In the entries below, find the lines that contain the word "věcí" and copy them.

━━━

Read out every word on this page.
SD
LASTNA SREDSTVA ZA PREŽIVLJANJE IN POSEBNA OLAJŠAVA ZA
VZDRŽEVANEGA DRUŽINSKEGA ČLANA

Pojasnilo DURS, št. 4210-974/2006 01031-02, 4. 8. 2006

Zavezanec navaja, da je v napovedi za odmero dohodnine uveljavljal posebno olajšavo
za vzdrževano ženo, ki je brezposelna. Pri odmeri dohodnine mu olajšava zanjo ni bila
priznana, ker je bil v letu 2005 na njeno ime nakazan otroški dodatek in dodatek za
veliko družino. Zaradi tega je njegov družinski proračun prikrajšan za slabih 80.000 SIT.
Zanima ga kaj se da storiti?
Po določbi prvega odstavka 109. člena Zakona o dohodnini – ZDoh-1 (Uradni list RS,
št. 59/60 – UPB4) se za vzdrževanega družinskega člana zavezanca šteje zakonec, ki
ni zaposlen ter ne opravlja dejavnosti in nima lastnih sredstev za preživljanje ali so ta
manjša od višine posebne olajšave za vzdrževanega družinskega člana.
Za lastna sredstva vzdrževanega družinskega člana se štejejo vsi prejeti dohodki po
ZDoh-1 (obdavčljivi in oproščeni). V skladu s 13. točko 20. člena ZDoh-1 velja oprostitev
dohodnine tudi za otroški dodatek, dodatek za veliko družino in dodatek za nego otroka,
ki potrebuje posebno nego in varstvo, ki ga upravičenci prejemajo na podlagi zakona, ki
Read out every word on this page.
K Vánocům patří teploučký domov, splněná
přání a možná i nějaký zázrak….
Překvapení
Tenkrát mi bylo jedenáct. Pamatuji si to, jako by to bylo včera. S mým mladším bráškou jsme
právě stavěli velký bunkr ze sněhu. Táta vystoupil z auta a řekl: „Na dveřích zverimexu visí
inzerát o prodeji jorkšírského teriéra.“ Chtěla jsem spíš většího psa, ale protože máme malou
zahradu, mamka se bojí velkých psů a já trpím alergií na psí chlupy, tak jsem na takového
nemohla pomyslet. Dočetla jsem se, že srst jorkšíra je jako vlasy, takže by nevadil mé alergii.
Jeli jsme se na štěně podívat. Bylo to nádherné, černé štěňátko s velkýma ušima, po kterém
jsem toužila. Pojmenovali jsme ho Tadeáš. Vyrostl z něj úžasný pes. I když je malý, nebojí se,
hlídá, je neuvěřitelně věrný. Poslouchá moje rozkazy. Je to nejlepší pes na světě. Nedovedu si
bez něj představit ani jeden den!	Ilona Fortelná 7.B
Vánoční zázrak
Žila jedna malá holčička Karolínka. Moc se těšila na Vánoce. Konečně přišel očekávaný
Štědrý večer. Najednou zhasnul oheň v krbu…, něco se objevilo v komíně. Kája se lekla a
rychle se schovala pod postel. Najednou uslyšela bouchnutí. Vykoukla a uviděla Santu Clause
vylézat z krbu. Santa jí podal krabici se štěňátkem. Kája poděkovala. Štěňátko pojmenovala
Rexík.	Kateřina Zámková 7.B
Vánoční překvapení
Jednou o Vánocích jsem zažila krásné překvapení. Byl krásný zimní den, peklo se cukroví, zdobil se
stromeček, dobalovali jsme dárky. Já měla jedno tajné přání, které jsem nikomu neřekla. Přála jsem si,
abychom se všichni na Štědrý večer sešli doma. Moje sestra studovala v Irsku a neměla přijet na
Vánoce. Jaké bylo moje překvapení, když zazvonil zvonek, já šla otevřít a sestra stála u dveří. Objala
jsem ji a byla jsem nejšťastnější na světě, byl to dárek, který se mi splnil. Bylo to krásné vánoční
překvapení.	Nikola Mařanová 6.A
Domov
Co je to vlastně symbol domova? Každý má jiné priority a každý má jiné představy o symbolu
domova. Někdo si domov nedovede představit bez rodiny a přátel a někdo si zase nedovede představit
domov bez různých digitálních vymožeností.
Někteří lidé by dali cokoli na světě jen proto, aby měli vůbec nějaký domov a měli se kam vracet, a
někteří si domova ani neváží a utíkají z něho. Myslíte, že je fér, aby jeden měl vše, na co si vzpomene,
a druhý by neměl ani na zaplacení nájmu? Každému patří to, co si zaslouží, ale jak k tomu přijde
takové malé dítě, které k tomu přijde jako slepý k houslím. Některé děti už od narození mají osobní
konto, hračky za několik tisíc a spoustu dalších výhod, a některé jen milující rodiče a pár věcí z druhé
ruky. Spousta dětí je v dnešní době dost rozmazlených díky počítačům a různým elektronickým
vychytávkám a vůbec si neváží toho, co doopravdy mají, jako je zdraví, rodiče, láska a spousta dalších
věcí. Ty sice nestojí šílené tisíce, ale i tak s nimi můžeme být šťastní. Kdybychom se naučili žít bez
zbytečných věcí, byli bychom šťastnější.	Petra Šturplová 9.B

━━━

= Solution to this exercise =
konto, hračky za několik tisíc a spoustu dalších výhod, a některé jen milující rodiče a pár věcí z druhé
věcí. Ty sice nestojí šílené tisíce, ale i tak s nimi můžeme být šťastní. Kdybychom se naučili žít bez
zbytečných věcí, byli bychom šťastnější.	Petra Šturplová 9.B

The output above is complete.